WORK TO COMPLETE = Reproduce verbatim the lines of the records from the start through the line containing "lightning-icon [220,109,239,134]", with both ends included.

───── EXCERPTED DATA

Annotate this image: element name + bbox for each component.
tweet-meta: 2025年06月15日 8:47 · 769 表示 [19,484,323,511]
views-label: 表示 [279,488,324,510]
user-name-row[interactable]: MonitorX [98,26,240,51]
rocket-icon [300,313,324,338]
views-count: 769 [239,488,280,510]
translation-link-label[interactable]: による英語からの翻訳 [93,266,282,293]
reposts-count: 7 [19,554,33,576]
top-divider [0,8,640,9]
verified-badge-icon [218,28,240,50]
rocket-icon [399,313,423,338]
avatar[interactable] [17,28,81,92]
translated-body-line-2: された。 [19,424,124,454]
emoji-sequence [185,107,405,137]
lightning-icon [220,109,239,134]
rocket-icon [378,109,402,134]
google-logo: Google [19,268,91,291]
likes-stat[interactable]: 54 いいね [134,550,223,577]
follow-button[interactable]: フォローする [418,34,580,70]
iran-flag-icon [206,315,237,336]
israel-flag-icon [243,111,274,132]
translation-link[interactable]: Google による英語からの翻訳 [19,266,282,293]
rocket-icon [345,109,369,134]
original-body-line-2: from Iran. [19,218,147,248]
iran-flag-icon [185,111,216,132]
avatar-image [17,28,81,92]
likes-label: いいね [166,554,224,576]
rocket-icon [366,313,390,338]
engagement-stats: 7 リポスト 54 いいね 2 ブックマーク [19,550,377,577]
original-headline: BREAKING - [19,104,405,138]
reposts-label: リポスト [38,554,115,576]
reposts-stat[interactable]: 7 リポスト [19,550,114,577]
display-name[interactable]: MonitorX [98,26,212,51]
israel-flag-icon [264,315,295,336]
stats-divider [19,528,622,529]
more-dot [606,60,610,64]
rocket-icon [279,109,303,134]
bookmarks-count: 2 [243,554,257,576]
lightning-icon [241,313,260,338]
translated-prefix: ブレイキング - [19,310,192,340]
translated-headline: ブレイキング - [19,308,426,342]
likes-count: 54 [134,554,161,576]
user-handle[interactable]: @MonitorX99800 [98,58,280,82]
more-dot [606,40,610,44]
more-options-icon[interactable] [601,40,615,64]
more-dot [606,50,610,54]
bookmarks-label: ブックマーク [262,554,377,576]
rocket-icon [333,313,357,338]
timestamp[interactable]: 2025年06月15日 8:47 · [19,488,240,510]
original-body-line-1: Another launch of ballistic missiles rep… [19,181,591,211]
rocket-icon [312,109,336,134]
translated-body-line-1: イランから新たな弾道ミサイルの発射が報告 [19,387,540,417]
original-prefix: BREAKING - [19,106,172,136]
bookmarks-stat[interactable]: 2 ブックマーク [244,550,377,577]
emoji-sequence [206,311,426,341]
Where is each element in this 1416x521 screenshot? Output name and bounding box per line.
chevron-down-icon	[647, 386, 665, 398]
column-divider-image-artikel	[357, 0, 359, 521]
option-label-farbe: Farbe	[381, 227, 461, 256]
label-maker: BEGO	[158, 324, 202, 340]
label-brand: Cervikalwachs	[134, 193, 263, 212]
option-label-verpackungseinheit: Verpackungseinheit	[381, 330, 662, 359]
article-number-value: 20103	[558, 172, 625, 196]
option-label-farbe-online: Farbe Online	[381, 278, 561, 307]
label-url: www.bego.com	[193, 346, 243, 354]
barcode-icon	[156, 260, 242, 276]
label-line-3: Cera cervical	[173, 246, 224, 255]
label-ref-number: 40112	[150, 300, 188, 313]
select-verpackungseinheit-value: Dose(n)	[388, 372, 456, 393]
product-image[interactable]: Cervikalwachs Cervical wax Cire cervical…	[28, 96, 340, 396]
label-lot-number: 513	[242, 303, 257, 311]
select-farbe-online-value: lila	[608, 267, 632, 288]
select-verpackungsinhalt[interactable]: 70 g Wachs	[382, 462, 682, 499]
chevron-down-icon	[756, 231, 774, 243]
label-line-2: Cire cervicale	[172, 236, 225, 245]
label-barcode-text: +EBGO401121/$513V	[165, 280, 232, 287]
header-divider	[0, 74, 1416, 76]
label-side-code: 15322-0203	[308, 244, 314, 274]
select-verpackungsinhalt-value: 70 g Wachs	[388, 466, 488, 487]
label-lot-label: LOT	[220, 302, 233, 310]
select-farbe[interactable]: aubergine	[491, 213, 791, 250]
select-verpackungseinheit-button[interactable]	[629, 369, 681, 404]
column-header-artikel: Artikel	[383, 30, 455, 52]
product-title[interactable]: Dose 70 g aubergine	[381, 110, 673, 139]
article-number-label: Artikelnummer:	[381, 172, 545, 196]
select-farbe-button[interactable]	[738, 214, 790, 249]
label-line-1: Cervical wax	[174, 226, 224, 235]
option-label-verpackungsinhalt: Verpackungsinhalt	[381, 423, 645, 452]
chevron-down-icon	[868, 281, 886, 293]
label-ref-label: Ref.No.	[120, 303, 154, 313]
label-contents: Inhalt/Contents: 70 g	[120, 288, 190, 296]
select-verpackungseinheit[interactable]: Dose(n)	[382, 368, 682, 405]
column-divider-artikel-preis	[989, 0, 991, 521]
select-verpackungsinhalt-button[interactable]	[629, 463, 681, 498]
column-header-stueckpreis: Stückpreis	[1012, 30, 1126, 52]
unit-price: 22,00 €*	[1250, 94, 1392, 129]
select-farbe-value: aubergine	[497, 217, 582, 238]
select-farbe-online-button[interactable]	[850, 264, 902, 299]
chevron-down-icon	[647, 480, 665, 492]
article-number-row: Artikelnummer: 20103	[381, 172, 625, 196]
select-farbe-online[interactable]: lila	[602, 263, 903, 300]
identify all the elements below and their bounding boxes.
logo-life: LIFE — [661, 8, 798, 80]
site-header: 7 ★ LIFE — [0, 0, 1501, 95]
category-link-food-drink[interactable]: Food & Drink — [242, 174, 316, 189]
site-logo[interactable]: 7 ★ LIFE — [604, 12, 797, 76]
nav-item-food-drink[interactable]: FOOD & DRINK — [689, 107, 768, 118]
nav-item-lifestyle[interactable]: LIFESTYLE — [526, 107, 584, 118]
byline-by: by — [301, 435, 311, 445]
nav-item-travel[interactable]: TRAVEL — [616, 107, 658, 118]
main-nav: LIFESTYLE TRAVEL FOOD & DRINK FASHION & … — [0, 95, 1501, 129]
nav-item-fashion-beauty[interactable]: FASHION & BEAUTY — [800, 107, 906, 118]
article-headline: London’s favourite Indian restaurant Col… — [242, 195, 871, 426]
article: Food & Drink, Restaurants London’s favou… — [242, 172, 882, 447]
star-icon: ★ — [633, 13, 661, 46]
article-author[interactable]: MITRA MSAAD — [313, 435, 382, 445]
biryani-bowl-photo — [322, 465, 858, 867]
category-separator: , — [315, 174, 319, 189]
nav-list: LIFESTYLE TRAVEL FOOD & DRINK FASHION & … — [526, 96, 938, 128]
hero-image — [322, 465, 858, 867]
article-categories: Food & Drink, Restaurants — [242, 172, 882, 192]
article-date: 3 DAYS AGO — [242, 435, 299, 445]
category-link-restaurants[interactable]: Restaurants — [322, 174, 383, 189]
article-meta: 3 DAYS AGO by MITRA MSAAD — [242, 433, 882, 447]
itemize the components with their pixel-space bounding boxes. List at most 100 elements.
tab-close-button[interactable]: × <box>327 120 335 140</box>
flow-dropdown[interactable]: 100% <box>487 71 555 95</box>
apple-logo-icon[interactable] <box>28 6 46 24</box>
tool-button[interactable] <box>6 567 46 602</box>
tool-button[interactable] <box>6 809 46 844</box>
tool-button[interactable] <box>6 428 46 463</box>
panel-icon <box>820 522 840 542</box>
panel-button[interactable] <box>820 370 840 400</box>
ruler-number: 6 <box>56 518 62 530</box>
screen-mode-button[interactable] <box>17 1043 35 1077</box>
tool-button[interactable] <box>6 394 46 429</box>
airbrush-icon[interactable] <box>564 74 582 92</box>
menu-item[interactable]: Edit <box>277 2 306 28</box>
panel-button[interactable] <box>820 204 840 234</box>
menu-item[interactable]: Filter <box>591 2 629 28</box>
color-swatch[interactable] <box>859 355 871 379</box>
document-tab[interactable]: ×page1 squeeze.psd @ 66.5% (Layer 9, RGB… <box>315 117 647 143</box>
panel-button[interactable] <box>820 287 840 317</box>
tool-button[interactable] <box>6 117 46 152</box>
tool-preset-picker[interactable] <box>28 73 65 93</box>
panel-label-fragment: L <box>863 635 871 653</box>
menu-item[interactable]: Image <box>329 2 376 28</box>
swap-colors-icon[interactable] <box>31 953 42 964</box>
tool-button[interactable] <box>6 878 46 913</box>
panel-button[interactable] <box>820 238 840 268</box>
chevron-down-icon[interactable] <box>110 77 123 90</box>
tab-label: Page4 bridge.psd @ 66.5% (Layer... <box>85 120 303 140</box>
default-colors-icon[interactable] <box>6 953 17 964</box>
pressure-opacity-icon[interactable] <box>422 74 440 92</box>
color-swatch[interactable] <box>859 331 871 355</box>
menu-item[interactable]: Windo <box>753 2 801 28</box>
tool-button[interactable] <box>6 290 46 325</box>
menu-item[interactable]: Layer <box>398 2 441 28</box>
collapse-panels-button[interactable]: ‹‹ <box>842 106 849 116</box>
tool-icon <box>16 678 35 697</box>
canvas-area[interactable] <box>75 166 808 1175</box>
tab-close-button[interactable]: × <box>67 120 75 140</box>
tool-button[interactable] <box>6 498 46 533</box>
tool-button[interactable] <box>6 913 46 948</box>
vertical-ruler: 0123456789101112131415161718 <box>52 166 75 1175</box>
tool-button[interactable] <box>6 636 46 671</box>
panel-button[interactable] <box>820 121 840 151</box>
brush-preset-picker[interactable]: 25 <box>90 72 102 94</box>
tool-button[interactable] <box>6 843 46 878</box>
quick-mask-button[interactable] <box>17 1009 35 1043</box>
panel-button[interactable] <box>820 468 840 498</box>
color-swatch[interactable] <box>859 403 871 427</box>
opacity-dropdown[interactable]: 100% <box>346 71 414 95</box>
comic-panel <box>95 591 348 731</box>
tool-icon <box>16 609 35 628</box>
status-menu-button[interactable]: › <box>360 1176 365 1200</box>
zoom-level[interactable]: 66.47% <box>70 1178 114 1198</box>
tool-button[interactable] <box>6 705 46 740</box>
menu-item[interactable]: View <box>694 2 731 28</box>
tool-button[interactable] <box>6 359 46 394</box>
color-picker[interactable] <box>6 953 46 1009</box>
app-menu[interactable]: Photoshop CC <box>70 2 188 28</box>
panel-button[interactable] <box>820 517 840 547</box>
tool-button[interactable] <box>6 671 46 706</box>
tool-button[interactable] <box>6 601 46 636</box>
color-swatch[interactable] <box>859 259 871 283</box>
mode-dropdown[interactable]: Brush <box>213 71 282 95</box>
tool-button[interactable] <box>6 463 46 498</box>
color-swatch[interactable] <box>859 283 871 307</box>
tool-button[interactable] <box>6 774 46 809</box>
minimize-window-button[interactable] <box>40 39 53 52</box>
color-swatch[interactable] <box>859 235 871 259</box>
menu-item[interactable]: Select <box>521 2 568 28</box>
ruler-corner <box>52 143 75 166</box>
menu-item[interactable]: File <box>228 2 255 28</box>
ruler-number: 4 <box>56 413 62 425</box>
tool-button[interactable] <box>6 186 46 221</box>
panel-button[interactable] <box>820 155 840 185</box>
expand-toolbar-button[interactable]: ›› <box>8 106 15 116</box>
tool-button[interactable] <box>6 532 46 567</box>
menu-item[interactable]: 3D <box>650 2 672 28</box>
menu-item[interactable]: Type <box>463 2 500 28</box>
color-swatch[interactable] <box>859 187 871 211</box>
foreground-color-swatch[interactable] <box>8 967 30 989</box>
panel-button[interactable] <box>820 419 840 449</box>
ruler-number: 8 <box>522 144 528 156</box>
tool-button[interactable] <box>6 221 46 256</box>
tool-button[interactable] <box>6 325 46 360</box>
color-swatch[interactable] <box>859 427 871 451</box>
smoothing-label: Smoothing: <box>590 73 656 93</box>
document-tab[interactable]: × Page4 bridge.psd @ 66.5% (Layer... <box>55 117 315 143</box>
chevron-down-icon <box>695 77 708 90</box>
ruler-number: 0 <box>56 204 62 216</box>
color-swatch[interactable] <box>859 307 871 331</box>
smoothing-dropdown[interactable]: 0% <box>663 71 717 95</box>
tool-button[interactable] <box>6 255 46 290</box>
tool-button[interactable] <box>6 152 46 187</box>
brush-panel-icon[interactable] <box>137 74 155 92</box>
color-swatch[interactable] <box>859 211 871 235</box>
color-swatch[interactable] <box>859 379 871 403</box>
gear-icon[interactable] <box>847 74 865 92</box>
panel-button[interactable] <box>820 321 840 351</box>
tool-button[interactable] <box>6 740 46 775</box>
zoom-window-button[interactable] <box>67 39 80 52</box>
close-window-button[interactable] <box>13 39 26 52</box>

──────────

THE ANSWER =
Annotate this image: element name + bbox for each component.
tweet-meta: 2025年06月15日 8:47 · 769 表示 [19,484,323,511]
views-label: 表示 [279,488,324,510]
user-name-row[interactable]: MonitorX [98,26,240,51]
rocket-icon [300,313,324,338]
views-count: 769 [239,488,280,510]
translation-link-label[interactable]: による英語からの翻訳 [93,266,282,293]
reposts-count: 7 [19,554,33,576]
top-divider [0,8,640,9]
verified-badge-icon [218,28,240,50]
rocket-icon [399,313,423,338]
avatar[interactable] [17,28,81,92]
translated-body-line-2: された。 [19,424,124,454]
emoji-sequence [185,107,405,137]
lightning-icon [220,109,239,134]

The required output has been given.